Records for this task —
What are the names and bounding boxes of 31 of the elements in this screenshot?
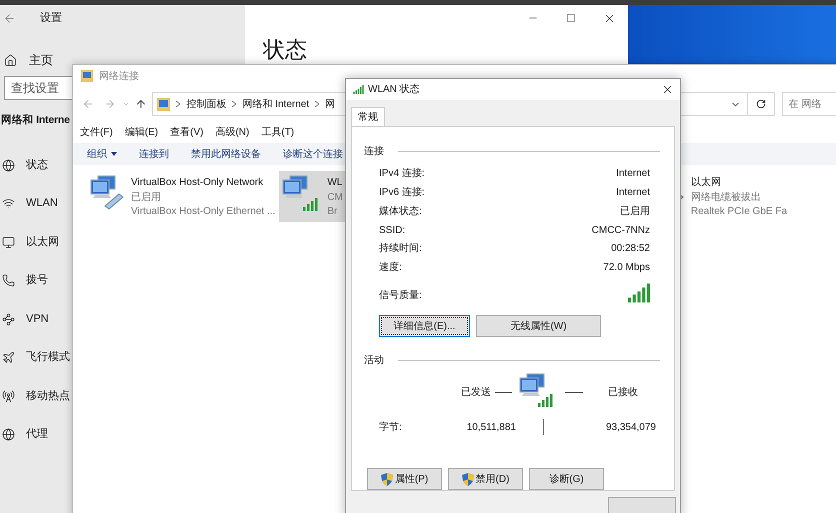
group-heading: 连接 bbox=[364, 144, 384, 160]
field-value: 72.0 Mbps bbox=[603, 261, 650, 276]
window-title: 设置 bbox=[40, 10, 62, 26]
group-heading: 活动 bbox=[364, 354, 384, 368]
adapter-device: Realtek PCIe GbE Fa bbox=[690, 205, 788, 219]
window-title: 网络连接 bbox=[99, 70, 139, 84]
field-label: 速度: bbox=[379, 260, 402, 276]
sent-label: 已发送 bbox=[461, 386, 491, 400]
field-label: IPv6 连接: bbox=[379, 186, 425, 200]
adapter-status: 网络电缆被拔出 bbox=[690, 190, 762, 204]
bytes-received: 93,354,079 bbox=[604, 420, 656, 434]
field-value: 00:28:52 bbox=[611, 242, 650, 256]
field-label: 媒体状态: bbox=[379, 204, 422, 219]
field-label: 持续时间: bbox=[379, 242, 422, 256]
received-label: 已接收 bbox=[608, 386, 638, 400]
dialog-title: WLAN 状态 bbox=[368, 82, 420, 98]
adapter-status: CM bbox=[327, 190, 343, 204]
field-label: 信号质量: bbox=[379, 288, 422, 303]
adapter-name: VirtualBox Host-Only Network bbox=[131, 176, 264, 190]
adapter-device: Br bbox=[327, 205, 338, 219]
adapter-name: WL bbox=[327, 176, 343, 190]
field-value: CMCC-7NNz bbox=[592, 224, 650, 238]
bytes-sent: 10,511,881 bbox=[466, 420, 516, 434]
field-label: IPv4 连接: bbox=[379, 166, 425, 182]
adapter-device: VirtualBox Host-Only Ethernet ... bbox=[131, 205, 276, 219]
page-heading: 状态 bbox=[263, 37, 308, 63]
section-title: 网络和 Interne bbox=[0, 113, 71, 128]
adapter-name: 以太网 bbox=[690, 176, 722, 190]
field-label: 字节: bbox=[378, 420, 403, 434]
adapter-status: 已启用 bbox=[131, 190, 162, 204]
field-label: SSID: bbox=[379, 224, 406, 238]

What this task involves — Extract every line of the records above verbatim, leaving out the pictures.

Expected output —
What are the names and bounding boxes of 31 of the elements in this screenshot?
group-heading: 连接 bbox=[364, 144, 384, 160]
field-value: 72.0 Mbps bbox=[603, 261, 650, 276]
window-title: 设置 bbox=[40, 10, 62, 26]
group-heading: 活动 bbox=[364, 354, 384, 368]
adapter-device: Realtek PCIe GbE Fa bbox=[690, 205, 788, 219]
window-title: 网络连接 bbox=[99, 70, 139, 84]
field-label: 速度: bbox=[379, 260, 402, 276]
sent-label: 已发送 bbox=[461, 386, 491, 400]
field-label: IPv6 连接: bbox=[379, 186, 425, 200]
adapter-status: 网络电缆被拔出 bbox=[690, 190, 762, 204]
bytes-received: 93,354,079 bbox=[604, 420, 656, 434]
field-value: 00:28:52 bbox=[611, 242, 650, 256]
field-label: 媒体状态: bbox=[379, 204, 422, 219]
field-label: 持续时间: bbox=[379, 242, 422, 256]
received-label: 已接收 bbox=[608, 386, 638, 400]
dialog-title: WLAN 状态 bbox=[368, 82, 420, 98]
adapter-status: CM bbox=[327, 190, 343, 204]
field-label: 信号质量: bbox=[379, 288, 422, 303]
adapter-name: VirtualBox Host-Only Network bbox=[131, 176, 264, 190]
adapter-device: Br bbox=[327, 205, 338, 219]
adapter-name: WL bbox=[327, 176, 343, 190]
field-value: CMCC-7NNz bbox=[592, 224, 650, 238]
bytes-sent: 10,511,881 bbox=[466, 420, 516, 434]
field-label: IPv4 连接: bbox=[379, 166, 425, 182]
adapter-device: VirtualBox Host-Only Ethernet ... bbox=[131, 205, 276, 219]
page-heading: 状态 bbox=[263, 37, 308, 63]
section-title: 网络和 Interne bbox=[0, 113, 71, 128]
adapter-name: 以太网 bbox=[690, 176, 722, 190]
field-label: 字节: bbox=[378, 420, 403, 434]
adapter-status: 已启用 bbox=[131, 190, 162, 204]
field-label: SSID: bbox=[379, 224, 406, 238]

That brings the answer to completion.